**問題 1**
外科用接着剤の文章によると、接着剤層はどのような皮膜であるべきか。
**問題 2**
外科用接着剤の文章を、最後の文の後から続けて書いてください。

**提示文**
# # # #
説明

生物活性化合物を含む外科用医療接着剤

本発明は、薬理学的活性成分を含む、手術に用いるための親水性ポリイソシアネートプレポリマーをベースとする新規な速硬性接着剤に関する。

【発明の詳細な説明】
【技術分野】
【0001】
本発明は、薬理学的に活性成分を含む、手術に使用するための、親水性ポリイソシアネートプレポリマーに基づく新規な急速硬化性接着剤に関する。
【背景技術】
【0002】
最近、適当な接着剤の使用による外科用縫合の置き換えまたは補足に関心が高まっている。特に、薄く、できる限り目立たない傷跡に特別の価値が置かれる形成外科分野において、接着剤がますます使用されている。
【0003】
組織接着剤は、外科医に縫合糸の代用物として認められるために、多くの特性を有さなければならない。これらの特性は、使いやすさ、および接着剤がより深い組織層に浸透できないかまたは流れ落ちないようにするための初期粘度を包含する。標準的手術においては、急速硬化が要求されるが、形成外科においては、接着剤縫合の修正が可能であるべきであり、従って、硬化速度は速すぎるべきではない(約5分)。接着剤層は、3週間以内に崩壊しない柔軟な透明皮膜であるべきである。接着剤は、生物適合性でなければならず、組織毒性、血栓形成性または潜在的アレルギー誘発性を示してはならない。
# # # #
**データセットの項目**
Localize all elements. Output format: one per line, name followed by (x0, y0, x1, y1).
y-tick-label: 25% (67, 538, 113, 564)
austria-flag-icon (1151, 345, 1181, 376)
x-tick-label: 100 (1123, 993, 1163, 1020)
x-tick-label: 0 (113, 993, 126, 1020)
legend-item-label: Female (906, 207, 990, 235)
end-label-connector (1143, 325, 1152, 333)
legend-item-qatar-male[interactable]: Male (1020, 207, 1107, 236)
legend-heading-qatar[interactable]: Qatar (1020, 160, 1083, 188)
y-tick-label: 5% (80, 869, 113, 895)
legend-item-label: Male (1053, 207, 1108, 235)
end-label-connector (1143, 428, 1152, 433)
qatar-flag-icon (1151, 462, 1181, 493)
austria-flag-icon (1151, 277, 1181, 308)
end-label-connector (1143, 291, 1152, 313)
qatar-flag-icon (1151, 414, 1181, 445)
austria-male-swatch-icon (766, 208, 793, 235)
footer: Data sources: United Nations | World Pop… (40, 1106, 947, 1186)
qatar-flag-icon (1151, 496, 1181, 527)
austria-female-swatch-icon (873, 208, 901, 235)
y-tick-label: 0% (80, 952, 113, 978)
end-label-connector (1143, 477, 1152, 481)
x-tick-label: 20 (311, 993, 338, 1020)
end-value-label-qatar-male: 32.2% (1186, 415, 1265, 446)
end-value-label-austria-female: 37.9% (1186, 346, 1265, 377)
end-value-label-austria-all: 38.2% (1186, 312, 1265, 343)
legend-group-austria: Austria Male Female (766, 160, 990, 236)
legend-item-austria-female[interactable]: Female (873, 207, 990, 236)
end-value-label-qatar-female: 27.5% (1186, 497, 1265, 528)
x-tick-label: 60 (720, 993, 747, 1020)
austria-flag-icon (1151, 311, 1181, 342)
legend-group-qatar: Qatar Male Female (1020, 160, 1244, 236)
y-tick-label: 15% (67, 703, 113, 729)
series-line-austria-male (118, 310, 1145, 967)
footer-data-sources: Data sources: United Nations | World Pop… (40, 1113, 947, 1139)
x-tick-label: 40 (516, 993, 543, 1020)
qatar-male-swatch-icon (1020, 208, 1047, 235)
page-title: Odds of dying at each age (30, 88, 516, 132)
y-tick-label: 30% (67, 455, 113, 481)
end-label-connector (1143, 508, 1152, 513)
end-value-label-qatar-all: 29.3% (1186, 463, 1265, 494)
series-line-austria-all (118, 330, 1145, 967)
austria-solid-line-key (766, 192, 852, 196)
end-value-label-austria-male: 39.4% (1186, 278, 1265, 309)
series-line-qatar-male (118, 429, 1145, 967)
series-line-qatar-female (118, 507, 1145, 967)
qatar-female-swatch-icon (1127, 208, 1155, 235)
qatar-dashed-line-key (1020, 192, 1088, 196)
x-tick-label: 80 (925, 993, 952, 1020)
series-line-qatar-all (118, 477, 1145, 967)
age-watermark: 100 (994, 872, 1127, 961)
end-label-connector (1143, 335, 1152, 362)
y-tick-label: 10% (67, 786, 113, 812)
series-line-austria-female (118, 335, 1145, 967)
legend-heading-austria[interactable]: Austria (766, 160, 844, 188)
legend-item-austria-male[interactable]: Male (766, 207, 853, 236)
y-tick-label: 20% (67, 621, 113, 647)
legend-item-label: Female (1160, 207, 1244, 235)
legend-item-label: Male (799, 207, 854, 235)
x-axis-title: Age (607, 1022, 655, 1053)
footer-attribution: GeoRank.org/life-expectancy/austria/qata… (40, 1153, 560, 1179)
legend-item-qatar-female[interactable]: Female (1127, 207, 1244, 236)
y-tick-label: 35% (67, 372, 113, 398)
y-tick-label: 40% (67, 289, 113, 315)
# # # #
**期待される出力 1**
3週間以内に崩壊しない柔軟な透明皮膜であるべきだ。

**期待される出力 2**
【0004】
組織接着剤として使用される種々の材料が、商業的に入手可能である。これらとしては、シアノアクリレートDermabond(登録商標)(オクチル2−シアノアクリレート)およびHistoacryl Blue(登録商標)(ブチルシアノアクリレート)が挙げられる。しかし、急速硬化時間および接着部位の脆弱性が、それらの使用を制限している。それらの低い生分解性により、シアノアクリレートは、外部外科用縫合にのみ適している。
【0005】
シアノアクリレートに代わるものとして、生物学的接着剤、例えばペプチド系物質(BioGlue(登録商標))またはフィブリン接着剤(Tissucol)が入手可能である。それらは高コストであるだけでなく、フィブリン接着剤は比較的弱い接着強度および急速分解を特徴とし、従って、非緊張皮膚におけるより小さい切開にのみ使用し得る。
【0006】
US20030135238、US20050129733に記載のイソシアネート含有接着剤は、芳香族ジイソシアネートおよび親水性ポリオールに基づき、イソシアネートTDIおよびMDIが好ましく用いられる。両方とも、それらの反応性を高めるために電子求引置換基を有しうる(WO−A 03/9323)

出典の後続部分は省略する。